Pick out each line containing the string "xlabel".
::: Input :::
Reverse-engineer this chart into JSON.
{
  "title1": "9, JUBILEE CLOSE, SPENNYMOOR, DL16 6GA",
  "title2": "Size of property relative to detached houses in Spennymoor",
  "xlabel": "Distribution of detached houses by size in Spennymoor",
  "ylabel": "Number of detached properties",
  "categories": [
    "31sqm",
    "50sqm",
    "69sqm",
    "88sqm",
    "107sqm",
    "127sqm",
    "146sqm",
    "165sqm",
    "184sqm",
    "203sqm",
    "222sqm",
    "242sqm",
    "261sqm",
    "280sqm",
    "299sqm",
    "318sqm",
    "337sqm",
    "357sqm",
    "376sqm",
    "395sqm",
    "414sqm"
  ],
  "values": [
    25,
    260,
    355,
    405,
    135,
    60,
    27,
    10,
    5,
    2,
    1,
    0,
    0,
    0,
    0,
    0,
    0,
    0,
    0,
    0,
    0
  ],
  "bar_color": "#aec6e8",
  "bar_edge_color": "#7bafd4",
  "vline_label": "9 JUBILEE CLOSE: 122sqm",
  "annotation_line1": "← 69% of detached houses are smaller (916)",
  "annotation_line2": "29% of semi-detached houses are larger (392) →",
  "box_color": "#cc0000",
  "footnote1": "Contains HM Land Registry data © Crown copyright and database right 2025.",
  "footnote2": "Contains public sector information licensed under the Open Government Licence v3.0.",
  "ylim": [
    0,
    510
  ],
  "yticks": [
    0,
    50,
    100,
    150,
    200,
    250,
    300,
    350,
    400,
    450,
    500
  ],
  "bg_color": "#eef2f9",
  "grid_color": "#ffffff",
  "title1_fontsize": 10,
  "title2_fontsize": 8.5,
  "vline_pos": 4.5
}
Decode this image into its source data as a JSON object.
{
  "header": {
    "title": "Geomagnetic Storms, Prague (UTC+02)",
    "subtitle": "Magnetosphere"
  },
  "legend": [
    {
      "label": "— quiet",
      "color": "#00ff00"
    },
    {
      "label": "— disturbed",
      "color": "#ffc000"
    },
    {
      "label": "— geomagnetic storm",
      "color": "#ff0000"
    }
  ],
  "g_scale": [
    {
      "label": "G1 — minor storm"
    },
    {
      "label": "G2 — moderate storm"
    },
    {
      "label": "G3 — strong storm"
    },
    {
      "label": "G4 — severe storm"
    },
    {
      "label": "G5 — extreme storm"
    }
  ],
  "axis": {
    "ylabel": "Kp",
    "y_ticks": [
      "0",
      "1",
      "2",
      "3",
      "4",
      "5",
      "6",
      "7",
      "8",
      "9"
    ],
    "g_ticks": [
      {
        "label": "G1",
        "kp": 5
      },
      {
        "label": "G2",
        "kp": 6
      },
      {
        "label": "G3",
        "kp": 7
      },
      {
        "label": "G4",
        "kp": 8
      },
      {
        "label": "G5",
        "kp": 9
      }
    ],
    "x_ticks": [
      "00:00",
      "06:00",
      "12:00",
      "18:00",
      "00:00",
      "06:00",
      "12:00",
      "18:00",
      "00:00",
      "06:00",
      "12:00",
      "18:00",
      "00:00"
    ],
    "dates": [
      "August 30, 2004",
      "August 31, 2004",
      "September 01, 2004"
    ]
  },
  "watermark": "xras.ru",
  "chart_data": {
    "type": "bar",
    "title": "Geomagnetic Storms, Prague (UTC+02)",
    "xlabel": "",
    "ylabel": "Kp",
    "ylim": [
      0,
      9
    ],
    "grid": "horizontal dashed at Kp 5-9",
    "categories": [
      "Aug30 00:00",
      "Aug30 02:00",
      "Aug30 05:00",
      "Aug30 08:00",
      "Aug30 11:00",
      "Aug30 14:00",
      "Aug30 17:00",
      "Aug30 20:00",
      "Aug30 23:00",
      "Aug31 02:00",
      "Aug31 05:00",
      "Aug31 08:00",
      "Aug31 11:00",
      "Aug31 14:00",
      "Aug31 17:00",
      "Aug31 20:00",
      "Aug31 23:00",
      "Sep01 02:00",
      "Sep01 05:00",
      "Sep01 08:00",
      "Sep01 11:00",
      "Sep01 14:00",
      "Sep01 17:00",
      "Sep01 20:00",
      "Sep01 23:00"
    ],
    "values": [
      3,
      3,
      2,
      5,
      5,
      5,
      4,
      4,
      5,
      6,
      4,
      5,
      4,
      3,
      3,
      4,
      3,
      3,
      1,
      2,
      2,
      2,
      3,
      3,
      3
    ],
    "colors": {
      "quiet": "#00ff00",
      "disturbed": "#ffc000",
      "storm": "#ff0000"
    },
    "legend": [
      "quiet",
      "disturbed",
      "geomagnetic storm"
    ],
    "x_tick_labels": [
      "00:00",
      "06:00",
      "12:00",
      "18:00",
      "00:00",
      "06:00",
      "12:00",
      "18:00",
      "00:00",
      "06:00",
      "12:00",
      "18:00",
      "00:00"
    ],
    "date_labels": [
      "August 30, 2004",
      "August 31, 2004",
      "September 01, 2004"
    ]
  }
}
:::
::: Input :::
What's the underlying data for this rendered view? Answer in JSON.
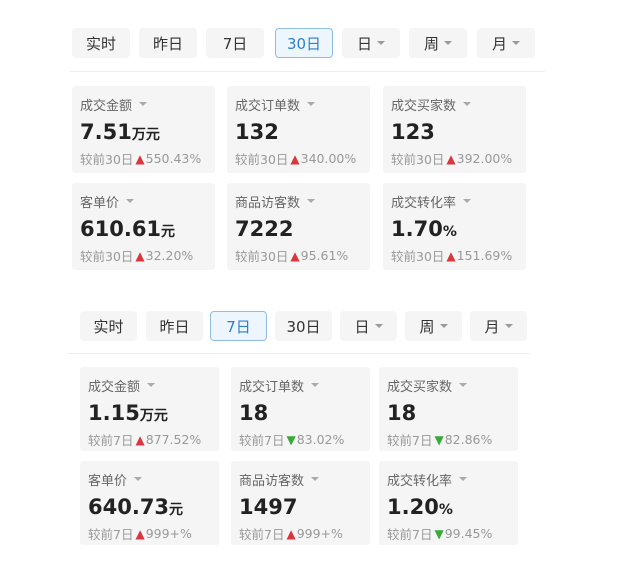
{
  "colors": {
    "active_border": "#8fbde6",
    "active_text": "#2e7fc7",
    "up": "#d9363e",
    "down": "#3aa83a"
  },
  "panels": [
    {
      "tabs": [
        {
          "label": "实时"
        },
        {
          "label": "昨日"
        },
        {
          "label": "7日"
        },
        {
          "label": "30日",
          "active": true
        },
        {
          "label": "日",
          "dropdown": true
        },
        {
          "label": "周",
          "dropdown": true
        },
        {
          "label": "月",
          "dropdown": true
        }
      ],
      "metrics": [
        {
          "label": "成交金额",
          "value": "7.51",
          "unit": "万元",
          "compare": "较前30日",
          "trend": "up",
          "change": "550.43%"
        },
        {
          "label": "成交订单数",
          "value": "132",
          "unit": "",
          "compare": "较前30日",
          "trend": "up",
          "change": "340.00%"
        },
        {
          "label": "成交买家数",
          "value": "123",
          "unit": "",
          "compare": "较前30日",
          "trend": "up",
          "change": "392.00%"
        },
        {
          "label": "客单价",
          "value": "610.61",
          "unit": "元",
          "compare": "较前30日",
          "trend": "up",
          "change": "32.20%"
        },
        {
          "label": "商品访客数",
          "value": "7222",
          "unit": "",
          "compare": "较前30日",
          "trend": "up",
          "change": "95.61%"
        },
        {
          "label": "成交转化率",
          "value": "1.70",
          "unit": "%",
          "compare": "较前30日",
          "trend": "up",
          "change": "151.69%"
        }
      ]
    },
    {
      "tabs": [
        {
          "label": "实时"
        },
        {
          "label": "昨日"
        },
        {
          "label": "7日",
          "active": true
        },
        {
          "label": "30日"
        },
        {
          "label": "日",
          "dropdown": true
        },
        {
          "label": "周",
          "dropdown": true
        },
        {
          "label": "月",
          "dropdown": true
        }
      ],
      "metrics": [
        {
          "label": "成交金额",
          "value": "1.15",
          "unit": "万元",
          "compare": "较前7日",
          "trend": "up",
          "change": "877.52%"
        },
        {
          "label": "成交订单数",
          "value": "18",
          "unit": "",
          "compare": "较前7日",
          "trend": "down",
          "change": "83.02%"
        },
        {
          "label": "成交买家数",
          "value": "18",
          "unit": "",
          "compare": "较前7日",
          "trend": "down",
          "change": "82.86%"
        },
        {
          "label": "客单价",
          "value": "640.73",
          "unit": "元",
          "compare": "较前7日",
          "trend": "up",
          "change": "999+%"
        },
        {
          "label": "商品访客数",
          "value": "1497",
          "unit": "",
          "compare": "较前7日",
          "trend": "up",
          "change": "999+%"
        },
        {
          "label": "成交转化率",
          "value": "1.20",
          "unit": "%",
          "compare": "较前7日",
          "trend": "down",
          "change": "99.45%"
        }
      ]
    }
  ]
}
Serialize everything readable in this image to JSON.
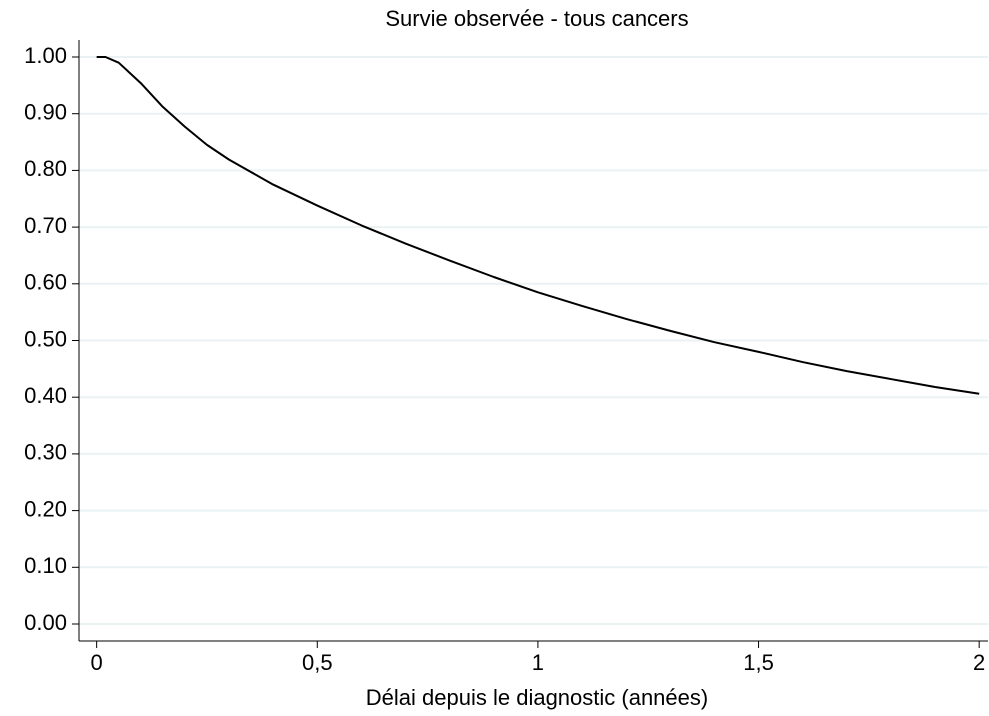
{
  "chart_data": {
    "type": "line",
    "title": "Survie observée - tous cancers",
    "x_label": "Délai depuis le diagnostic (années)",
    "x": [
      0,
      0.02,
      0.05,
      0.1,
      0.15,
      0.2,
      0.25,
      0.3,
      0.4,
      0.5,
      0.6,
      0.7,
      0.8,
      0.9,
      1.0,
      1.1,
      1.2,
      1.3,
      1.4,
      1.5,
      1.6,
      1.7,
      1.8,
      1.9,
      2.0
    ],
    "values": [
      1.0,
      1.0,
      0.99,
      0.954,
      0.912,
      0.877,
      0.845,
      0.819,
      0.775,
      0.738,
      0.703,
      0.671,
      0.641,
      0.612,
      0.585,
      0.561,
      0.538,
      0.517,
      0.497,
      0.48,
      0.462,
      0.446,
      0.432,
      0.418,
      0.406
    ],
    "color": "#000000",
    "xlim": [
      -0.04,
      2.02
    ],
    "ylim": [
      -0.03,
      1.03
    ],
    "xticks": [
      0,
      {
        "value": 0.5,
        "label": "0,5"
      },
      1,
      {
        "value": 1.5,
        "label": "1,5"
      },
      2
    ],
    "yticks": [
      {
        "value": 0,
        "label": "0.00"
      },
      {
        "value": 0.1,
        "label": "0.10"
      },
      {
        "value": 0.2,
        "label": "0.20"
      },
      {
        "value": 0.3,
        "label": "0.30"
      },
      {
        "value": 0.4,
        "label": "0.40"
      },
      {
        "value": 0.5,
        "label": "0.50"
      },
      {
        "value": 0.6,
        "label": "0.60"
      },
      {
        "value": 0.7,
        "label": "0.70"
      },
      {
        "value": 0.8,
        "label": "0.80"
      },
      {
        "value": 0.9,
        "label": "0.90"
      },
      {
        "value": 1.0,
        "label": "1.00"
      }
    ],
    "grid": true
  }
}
:::
Answer to the problem.
  "xlabel": "Distribution of detached houses by size in Spennymoor",
    "xlabel": "",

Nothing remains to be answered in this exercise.